_Written instruction:_ Set out every line bearing the string "JSON".

-=-=-

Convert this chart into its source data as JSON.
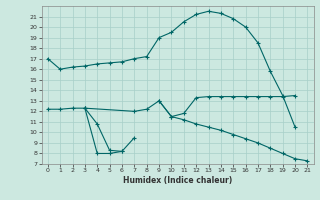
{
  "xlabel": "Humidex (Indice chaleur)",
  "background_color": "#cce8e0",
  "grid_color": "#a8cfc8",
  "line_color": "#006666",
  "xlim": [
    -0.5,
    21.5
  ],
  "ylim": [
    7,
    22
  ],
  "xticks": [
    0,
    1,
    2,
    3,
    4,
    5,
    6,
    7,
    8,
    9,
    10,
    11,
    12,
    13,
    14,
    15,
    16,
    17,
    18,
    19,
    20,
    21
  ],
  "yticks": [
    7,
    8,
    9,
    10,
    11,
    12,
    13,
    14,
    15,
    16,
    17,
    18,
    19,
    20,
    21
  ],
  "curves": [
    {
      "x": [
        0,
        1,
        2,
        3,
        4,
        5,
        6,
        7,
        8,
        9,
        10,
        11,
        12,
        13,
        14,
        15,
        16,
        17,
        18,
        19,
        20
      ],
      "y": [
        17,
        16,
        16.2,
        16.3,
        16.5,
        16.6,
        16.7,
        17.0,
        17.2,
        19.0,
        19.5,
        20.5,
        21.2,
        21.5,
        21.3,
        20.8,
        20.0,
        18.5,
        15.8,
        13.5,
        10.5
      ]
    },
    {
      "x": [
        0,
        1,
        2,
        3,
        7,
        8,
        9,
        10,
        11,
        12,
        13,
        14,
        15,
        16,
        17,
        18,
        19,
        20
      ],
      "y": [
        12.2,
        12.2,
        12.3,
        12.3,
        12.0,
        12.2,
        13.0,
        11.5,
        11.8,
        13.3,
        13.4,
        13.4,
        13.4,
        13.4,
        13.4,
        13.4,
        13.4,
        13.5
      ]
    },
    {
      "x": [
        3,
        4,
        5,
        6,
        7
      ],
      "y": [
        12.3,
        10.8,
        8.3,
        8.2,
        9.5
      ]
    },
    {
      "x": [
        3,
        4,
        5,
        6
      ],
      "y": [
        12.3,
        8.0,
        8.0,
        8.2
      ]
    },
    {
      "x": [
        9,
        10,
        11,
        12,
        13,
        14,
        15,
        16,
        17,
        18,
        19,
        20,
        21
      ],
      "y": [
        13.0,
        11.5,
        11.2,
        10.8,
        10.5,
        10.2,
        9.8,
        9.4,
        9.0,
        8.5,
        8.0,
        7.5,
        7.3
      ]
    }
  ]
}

-=-=-

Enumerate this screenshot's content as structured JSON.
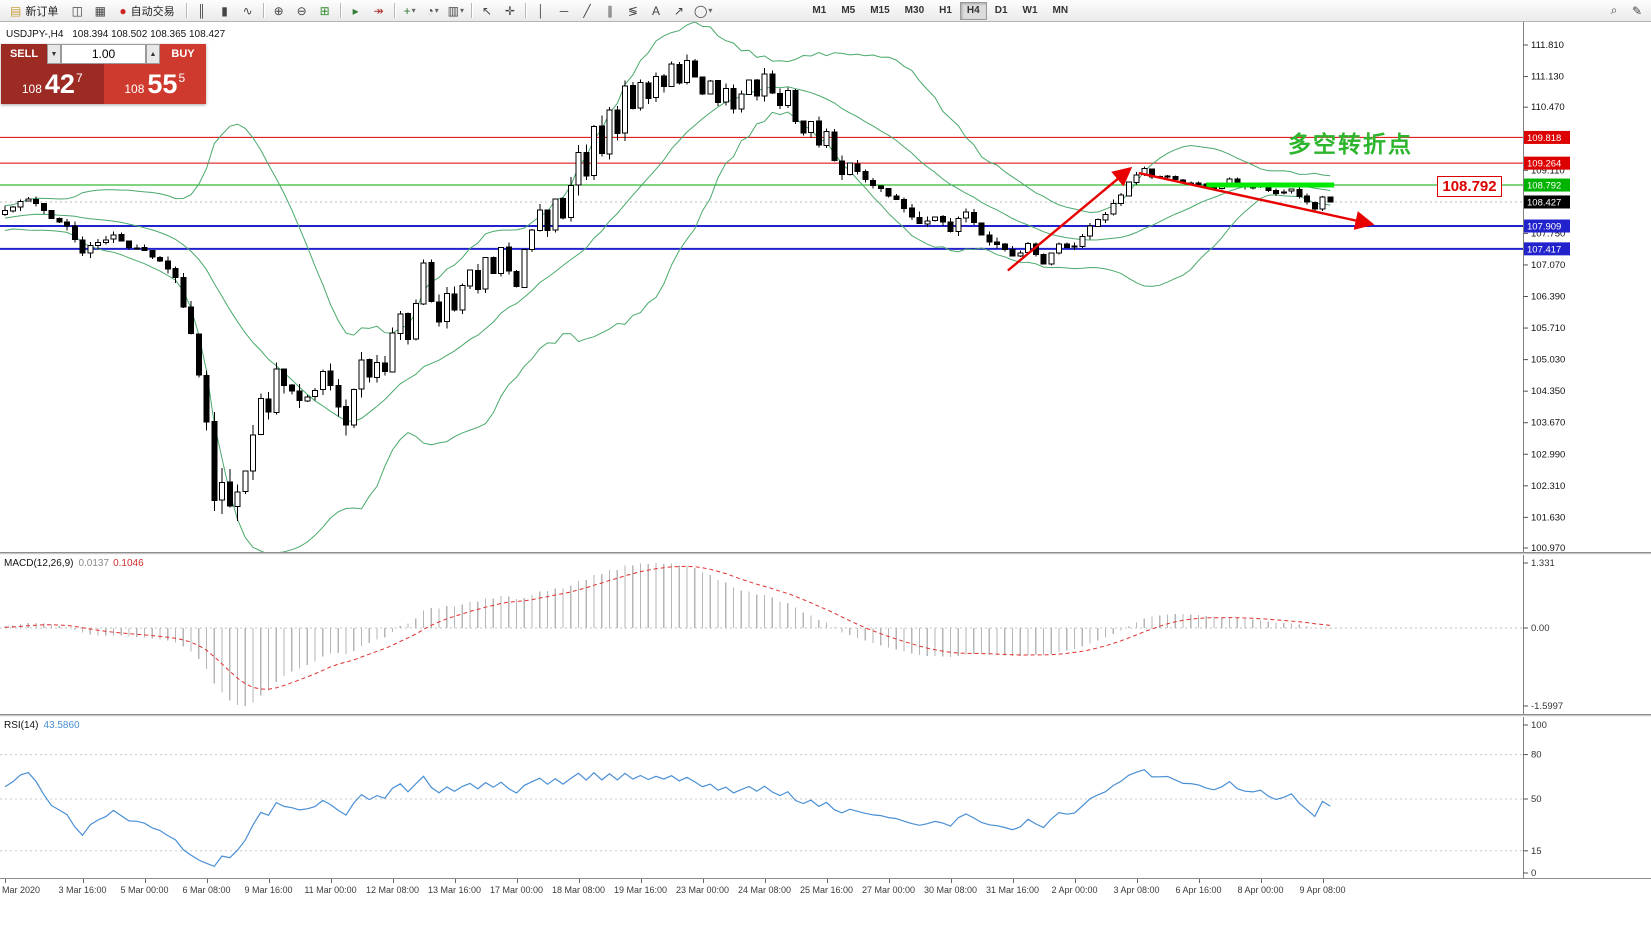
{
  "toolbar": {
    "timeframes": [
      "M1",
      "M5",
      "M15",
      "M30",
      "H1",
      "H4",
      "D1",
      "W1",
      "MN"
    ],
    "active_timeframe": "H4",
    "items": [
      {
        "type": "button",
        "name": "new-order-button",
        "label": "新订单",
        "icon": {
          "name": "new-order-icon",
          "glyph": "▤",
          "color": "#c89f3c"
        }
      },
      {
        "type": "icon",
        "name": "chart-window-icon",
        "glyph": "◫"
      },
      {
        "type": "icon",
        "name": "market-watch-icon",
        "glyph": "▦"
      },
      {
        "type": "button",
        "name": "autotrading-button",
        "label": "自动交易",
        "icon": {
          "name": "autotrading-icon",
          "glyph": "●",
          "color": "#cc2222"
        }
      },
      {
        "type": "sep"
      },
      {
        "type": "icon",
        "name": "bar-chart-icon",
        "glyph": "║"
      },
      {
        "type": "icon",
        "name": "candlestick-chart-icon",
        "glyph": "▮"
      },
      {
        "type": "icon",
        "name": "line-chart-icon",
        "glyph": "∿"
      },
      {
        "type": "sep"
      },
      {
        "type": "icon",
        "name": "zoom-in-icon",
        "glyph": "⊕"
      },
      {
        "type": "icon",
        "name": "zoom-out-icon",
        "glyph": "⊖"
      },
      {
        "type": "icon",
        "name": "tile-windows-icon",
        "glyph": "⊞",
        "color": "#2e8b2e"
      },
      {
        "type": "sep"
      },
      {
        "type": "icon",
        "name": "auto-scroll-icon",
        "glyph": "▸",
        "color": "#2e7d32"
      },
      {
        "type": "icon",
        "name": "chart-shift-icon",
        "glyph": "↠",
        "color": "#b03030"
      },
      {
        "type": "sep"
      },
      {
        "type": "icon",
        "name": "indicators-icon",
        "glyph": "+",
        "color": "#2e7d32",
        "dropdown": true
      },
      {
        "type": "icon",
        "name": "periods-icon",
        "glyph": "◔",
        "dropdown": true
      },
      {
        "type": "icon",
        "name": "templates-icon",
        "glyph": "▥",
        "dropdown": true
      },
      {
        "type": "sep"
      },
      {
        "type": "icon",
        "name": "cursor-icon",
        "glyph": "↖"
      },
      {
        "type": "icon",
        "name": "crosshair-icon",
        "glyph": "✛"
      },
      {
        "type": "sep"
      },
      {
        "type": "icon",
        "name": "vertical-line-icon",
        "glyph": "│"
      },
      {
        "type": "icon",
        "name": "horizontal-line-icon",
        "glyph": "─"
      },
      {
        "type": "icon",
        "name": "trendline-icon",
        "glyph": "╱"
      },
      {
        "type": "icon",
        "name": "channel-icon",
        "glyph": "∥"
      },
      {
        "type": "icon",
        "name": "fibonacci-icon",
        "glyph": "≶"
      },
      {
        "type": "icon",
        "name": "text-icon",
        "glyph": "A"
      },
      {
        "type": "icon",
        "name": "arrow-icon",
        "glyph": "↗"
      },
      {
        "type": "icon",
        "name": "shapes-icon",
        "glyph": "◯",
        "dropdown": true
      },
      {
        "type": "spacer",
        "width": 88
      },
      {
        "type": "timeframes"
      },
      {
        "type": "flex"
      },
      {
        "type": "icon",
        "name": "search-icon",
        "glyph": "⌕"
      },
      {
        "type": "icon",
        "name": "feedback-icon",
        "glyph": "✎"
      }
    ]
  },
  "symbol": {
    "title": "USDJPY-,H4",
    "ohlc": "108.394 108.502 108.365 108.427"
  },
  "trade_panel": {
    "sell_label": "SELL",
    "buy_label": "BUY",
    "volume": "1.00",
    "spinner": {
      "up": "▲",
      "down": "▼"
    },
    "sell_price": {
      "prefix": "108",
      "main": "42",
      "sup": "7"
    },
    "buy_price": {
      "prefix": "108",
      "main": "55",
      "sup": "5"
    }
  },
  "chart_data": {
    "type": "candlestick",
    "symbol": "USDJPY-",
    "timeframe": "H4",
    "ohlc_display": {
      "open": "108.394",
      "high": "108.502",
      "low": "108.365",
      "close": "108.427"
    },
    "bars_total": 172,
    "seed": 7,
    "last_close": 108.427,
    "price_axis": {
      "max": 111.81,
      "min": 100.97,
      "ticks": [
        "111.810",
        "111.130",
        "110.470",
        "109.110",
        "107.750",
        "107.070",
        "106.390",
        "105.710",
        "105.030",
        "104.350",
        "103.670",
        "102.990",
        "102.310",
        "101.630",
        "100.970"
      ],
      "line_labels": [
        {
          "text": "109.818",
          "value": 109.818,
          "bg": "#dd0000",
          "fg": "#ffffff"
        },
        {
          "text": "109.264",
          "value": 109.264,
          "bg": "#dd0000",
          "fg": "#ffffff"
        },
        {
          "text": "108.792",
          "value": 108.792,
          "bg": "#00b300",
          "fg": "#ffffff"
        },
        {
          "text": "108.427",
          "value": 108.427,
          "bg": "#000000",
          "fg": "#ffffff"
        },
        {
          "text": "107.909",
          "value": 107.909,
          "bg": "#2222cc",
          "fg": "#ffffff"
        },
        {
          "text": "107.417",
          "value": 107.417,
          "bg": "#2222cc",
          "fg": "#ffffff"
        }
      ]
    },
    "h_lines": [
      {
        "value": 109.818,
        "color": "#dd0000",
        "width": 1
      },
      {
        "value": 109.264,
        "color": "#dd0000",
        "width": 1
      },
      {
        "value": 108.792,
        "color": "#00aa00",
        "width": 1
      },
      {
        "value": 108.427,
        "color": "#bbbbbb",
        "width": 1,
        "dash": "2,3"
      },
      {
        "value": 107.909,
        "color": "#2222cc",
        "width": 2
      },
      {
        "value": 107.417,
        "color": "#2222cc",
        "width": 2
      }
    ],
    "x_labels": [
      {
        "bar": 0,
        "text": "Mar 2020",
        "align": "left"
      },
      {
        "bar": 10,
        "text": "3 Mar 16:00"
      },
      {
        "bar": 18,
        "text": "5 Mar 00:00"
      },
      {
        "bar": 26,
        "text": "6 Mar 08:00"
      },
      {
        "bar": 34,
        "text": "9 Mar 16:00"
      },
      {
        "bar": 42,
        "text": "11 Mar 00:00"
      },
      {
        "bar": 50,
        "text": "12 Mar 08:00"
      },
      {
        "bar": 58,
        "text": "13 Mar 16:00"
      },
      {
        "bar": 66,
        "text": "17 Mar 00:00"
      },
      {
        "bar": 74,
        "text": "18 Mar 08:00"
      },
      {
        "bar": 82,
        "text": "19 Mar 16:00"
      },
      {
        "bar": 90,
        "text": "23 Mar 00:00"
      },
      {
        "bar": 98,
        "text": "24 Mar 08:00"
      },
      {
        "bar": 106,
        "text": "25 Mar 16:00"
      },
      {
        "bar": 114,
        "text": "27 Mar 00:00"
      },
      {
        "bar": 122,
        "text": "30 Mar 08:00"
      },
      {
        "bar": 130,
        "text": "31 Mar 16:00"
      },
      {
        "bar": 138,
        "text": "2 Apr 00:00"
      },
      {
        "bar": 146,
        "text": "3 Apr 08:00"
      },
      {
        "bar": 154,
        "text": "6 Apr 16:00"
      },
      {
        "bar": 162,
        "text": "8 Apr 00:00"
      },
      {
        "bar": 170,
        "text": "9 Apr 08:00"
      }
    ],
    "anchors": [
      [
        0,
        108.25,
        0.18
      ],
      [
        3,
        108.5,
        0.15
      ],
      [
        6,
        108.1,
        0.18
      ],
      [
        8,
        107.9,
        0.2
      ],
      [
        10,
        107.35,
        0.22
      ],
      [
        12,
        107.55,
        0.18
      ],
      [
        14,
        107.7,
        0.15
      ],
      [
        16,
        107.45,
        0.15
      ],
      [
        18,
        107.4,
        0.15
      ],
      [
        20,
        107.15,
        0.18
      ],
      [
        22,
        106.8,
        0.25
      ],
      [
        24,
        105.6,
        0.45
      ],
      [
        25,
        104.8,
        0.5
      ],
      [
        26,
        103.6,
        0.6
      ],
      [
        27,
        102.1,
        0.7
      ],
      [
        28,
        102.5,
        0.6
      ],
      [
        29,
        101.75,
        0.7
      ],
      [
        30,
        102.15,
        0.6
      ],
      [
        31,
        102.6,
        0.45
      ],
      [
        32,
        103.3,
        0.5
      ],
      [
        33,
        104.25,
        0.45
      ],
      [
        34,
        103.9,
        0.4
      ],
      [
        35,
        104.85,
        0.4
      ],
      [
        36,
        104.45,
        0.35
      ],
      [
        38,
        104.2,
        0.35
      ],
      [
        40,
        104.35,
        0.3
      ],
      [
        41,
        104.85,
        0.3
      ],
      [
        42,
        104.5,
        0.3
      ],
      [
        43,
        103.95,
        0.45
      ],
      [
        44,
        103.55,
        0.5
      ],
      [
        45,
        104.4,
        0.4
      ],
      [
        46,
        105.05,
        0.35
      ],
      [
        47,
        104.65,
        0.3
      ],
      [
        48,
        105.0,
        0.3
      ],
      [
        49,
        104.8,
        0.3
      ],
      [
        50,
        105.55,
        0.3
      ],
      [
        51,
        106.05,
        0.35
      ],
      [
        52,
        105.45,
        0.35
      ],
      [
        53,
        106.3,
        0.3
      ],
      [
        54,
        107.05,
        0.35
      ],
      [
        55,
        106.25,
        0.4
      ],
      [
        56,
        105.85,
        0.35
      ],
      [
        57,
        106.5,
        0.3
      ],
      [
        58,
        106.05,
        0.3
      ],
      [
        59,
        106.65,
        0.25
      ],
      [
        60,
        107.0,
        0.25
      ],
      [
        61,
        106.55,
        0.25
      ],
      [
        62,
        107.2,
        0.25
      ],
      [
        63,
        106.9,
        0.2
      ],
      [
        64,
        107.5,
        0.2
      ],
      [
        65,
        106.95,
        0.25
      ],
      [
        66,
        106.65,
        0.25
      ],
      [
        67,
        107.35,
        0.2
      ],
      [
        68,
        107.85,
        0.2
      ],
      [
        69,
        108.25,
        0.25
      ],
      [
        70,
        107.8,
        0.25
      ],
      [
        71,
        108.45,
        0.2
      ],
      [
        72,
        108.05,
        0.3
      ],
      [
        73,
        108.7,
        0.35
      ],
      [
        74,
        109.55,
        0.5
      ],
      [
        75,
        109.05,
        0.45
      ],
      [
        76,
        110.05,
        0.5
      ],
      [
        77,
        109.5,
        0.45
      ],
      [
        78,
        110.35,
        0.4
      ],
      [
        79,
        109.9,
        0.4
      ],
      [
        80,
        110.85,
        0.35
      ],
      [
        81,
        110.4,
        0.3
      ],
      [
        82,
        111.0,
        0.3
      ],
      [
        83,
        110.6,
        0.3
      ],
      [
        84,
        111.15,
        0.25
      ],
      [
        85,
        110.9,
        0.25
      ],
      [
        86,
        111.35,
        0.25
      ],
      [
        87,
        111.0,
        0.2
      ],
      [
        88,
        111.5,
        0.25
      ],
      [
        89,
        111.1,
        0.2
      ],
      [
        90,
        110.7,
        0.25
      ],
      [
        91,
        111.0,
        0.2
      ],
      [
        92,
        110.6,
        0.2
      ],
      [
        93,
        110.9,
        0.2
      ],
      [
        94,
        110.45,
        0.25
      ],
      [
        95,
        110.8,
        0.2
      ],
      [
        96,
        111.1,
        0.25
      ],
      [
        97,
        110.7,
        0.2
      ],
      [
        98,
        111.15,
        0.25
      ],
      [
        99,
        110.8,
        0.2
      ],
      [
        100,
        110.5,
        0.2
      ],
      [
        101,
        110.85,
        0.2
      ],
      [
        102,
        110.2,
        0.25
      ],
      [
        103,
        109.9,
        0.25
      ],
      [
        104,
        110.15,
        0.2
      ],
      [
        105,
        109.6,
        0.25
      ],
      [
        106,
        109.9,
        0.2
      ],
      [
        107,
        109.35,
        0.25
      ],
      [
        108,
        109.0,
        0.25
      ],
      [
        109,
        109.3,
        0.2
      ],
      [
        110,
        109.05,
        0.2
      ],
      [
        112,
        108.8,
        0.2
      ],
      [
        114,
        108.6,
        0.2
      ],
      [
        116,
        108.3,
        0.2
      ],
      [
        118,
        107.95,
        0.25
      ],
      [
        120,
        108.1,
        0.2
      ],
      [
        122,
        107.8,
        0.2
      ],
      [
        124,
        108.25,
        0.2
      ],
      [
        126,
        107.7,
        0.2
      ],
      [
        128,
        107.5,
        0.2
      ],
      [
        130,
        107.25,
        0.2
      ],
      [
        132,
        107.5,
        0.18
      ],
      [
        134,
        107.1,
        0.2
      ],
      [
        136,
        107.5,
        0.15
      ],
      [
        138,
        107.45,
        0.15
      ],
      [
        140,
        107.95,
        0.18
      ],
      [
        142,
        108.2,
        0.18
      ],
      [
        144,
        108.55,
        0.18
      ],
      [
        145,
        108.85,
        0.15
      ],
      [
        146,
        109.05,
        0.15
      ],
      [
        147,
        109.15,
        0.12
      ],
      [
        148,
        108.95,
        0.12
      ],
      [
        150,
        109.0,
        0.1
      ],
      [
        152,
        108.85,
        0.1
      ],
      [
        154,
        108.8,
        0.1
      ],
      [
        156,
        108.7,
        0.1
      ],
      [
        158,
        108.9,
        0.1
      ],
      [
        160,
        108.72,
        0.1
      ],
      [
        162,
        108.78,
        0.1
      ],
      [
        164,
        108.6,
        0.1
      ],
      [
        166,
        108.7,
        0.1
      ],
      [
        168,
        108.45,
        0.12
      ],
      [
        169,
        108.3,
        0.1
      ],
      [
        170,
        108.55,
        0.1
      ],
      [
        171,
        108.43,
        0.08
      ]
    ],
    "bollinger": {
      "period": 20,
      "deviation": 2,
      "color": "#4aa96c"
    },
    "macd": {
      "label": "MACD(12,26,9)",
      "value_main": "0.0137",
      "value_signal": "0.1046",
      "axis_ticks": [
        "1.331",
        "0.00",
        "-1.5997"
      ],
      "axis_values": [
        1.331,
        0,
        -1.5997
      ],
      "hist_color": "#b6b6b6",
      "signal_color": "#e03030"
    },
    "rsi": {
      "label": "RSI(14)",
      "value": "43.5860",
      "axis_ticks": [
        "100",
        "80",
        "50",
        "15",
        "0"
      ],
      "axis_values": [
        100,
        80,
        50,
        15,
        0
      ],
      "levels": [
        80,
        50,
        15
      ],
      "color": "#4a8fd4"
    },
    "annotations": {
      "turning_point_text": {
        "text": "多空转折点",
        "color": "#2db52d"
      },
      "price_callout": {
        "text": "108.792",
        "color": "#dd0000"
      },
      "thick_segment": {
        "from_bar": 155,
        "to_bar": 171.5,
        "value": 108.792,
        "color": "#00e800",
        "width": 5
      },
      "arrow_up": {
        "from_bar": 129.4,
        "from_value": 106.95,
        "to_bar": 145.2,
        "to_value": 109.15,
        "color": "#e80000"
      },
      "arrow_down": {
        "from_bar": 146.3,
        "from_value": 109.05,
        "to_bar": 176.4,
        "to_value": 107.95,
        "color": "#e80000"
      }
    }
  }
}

-=-=-

_Expected output:_
Convert this chart into its source data as JSON.
Enumerate this screenshot's content as structured JSON.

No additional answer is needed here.